Restate the whole listing exactly.

Dataset items:
"""

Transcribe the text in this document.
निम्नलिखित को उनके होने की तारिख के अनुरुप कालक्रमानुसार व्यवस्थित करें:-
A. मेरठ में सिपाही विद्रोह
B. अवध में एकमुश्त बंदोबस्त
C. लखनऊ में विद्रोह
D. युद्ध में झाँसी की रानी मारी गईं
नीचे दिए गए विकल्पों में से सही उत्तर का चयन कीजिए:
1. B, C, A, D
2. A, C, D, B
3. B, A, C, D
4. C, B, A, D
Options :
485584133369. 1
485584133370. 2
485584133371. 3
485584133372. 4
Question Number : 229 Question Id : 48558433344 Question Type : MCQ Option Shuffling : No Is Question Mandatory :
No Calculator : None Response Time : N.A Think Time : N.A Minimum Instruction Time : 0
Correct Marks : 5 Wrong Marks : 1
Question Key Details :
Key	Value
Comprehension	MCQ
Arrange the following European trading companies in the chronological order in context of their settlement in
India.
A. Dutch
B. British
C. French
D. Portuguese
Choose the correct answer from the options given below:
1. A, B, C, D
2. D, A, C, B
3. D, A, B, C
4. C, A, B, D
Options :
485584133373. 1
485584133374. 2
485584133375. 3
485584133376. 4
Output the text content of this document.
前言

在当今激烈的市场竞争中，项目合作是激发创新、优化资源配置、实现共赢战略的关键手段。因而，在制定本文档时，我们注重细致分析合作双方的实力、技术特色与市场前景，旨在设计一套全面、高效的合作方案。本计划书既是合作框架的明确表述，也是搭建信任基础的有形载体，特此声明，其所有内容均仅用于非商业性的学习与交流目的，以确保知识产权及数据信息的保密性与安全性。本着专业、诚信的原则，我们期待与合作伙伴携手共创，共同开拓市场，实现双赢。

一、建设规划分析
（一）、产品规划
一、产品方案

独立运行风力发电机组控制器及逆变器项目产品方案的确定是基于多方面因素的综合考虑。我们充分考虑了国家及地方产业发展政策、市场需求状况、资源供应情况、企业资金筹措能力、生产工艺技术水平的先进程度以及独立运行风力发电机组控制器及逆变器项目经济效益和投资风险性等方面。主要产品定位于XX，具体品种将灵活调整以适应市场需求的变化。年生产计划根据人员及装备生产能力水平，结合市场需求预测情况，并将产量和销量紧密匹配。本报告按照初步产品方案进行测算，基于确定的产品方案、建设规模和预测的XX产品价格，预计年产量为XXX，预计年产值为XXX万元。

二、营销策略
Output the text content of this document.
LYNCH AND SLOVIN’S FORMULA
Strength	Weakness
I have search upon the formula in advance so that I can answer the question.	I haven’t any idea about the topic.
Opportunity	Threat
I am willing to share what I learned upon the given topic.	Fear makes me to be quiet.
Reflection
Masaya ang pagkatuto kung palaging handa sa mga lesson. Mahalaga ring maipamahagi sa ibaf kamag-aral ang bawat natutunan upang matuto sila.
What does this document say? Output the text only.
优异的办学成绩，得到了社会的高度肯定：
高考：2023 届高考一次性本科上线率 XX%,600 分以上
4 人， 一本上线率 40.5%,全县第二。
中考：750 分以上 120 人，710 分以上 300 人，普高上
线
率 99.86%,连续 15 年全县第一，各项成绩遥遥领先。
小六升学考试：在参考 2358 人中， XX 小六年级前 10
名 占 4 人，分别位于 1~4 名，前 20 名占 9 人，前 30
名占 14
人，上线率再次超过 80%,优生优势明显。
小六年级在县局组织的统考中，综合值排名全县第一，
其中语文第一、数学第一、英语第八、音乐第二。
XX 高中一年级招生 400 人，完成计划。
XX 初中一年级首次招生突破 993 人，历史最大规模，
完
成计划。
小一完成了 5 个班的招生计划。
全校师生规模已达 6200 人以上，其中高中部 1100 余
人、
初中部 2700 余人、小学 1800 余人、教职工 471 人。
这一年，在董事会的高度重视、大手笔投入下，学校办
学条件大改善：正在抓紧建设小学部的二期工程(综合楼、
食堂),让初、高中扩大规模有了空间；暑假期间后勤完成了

"""

Final result:
Transcribe the text in this document.
निम्नलिखित को उनके होने की तारिख के अनुरुप कालक्रमानुसार व्यवस्थित करें:-
A. मेरठ में सिपाही विद्रोह
B. अवध में एकमुश्त बंदोबस्त
C. लखनऊ में विद्रोह
D. युद्ध में झाँसी की रानी मारी गईं
नीचे दिए गए विकल्पों में से सही उत्तर का चयन कीजिए:
1. B, C, A, D
2. A, C, D, B
3. B, A, C, D
4. C, B, A, D
Options :
485584133369. 1
485584133370. 2
485584133371. 3
485584133372. 4
Question Number : 229 Question Id : 48558433344 Question Type : MCQ Option Shuffling : No Is Question Mandatory :
No Calculator : None Response Time : N.A Think Time : N.A Minimum Instruction Time : 0
Correct Marks : 5 Wrong Marks : 1
Question Key Details :
Key	Value
Comprehension	MCQ
Arrange the following European trading companies in the chronological order in context of their settlement in
India.
A. Dutch
B. British
C. French
D. Portuguese
Choose the correct answer from the options given below:
1. A, B, C, D
2. D, A, C, B
3. D, A, B, C
4. C, A, B, D
Options :
485584133373. 1
485584133374. 2
485584133375. 3
485584133376. 4
Output the text content of this document.
前言

在当今激烈的市场竞争中，项目合作是激发创新、优化资源配置、实现共赢战略的关键手段。因而，在制定本文档时，我们注重细致分析合作双方的实力、技术特色与市场前景，旨在设计一套全面、高效的合作方案。本计划书既是合作框架的明确表述，也是搭建信任基础的有形载体，特此声明，其所有内容均仅用于非商业性的学习与交流目的，以确保知识产权及数据信息的保密性与安全性。本着专业、诚信的原则，我们期待与合作伙伴携手共创，共同开拓市场，实现双赢。

一、建设规划分析
（一）、产品规划
一、产品方案

独立运行风力发电机组控制器及逆变器项目产品方案的确定是基于多方面因素的综合考虑。我们充分考虑了国家及地方产业发展政策、市场需求状况、资源供应情况、企业资金筹措能力、生产工艺技术水平的先进程度以及独立运行风力发电机组控制器及逆变器项目经济效益和投资风险性等方面。主要产品定位于XX，具体品种将灵活调整以适应市场需求的变化。年生产计划根据人员及装备生产能力水平，结合市场需求预测情况，并将产量和销量紧密匹配。本报告按照初步产品方案进行测算，基于确定的产品方案、建设规模和预测的XX产品价格，预计年产量为XXX，预计年产值为XXX万元。

二、营销策略
Output the text content of this document.
LYNCH AND SLOVIN’S FORMULA
Strength	Weakness
I have search upon the formula in advance so that I can answer the question.	I haven’t any idea about the topic.
Opportunity	Threat
I am willing to share what I learned upon the given topic.	Fear makes me to be quiet.
Reflection
Masaya ang pagkatuto kung palaging handa sa mga lesson. Mahalaga ring maipamahagi sa ibaf kamag-aral ang bawat natutunan upang matuto sila.
What does this document say? Output the text only.
优异的办学成绩，得到了社会的高度肯定：
高考：2023 届高考一次性本科上线率 XX%,600 分以上
4 人， 一本上线率 40.5%,全县第二。
中考：750 分以上 120 人，710 分以上 300 人，普高上
线
率 99.86%,连续 15 年全县第一，各项成绩遥遥领先。
小六升学考试：在参考 2358 人中， XX 小六年级前 10
名 占 4 人，分别位于 1~4 名，前 20 名占 9 人，前 30
名占 14
人，上线率再次超过 80%,优生优势明显。
小六年级在县局组织的统考中，综合值排名全县第一，
其中语文第一、数学第一、英语第八、音乐第二。
XX 高中一年级招生 400 人，完成计划。
XX 初中一年级首次招生突破 993 人，历史最大规模，
完
成计划。
小一完成了 5 个班的招生计划。
全校师生规模已达 6200 人以上，其中高中部 1100 余
人、
初中部 2700 余人、小学 1800 余人、教职工 471 人。
这一年，在董事会的高度重视、大手笔投入下，学校办
学条件大改善：正在抓紧建设小学部的二期工程(综合楼、
食堂),让初、高中扩大规模有了空间；暑假期间后勤完成了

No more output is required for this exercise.